» **OBJECTIVE**: Repeat each entry as written and leave the images out of the copy.

(A block of data)
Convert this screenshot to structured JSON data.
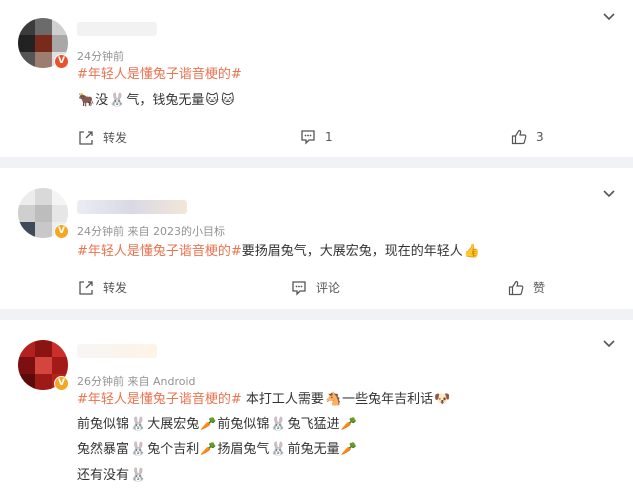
{
  "comments": [
    {
      "meta": "24分钟前",
      "hashtag": "#年轻人是懂兔子谐音梗的#",
      "line1_a": "没",
      "line1_b": "气，钱兔无量",
      "actions": {
        "repost": "转发",
        "comment_count": "1",
        "like_count": "3"
      },
      "badge": "V"
    },
    {
      "meta": "24分钟前  来自 2023的小目标",
      "hashtag": "#年轻人是懂兔子谐音梗的#",
      "body": "要扬眉兔气，大展宏兔，现在的年轻人",
      "actions": {
        "repost": "转发",
        "comment": "评论",
        "like": "赞"
      },
      "badge": "V"
    },
    {
      "meta": "26分钟前  来自 Android",
      "hashtag": "#年轻人是懂兔子谐音梗的#",
      "body_a": " 本打工人需要",
      "body_b": "一些兔年吉利话",
      "lines": [
        [
          "前兔似锦",
          "大展宏兔",
          "前兔似锦",
          "兔飞猛进"
        ],
        [
          "兔然暴富",
          "兔个吉利",
          "扬眉兔气",
          "前兔无量"
        ]
      ],
      "last": "还有没有",
      "badge": "V"
    }
  ],
  "icons": [
    "chevron-down-icon",
    "repost-icon",
    "comment-icon",
    "like-icon"
  ],
  "colors": {
    "hashtag": "#eb7350",
    "meta": "#939393",
    "separator": "#f1f2f5"
  }
}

» **RESPONSE TO THIS TASK**:
Convert this screenshot to structured JSON data.
{
  "comments": [
    {
      "meta": "24分钟前",
      "hashtag": "#年轻人是懂兔子谐音梗的#",
      "line1_a": "没",
      "line1_b": "气，钱兔无量",
      "actions": {
        "repost": "转发",
        "comment_count": "1",
        "like_count": "3"
      },
      "badge": "V"
    },
    {
      "meta": "24分钟前  来自 2023的小目标",
      "hashtag": "#年轻人是懂兔子谐音梗的#",
      "body": "要扬眉兔气，大展宏兔，现在的年轻人",
      "actions": {
        "repost": "转发",
        "comment": "评论",
        "like": "赞"
      },
      "badge": "V"
    },
    {
      "meta": "26分钟前  来自 Android",
      "hashtag": "#年轻人是懂兔子谐音梗的#",
      "body_a": " 本打工人需要",
      "body_b": "一些兔年吉利话",
      "lines": [
        [
          "前兔似锦",
          "大展宏兔",
          "前兔似锦",
          "兔飞猛进"
        ],
        [
          "兔然暴富",
          "兔个吉利",
          "扬眉兔气",
          "前兔无量"
        ]
      ],
      "last": "还有没有",
      "badge": "V"
    }
  ],
  "icons": [
    "chevron-down-icon",
    "repost-icon",
    "comment-icon",
    "like-icon"
  ],
  "colors": {
    "hashtag": "#eb7350",
    "meta": "#939393",
    "separator": "#f1f2f5"
  }
}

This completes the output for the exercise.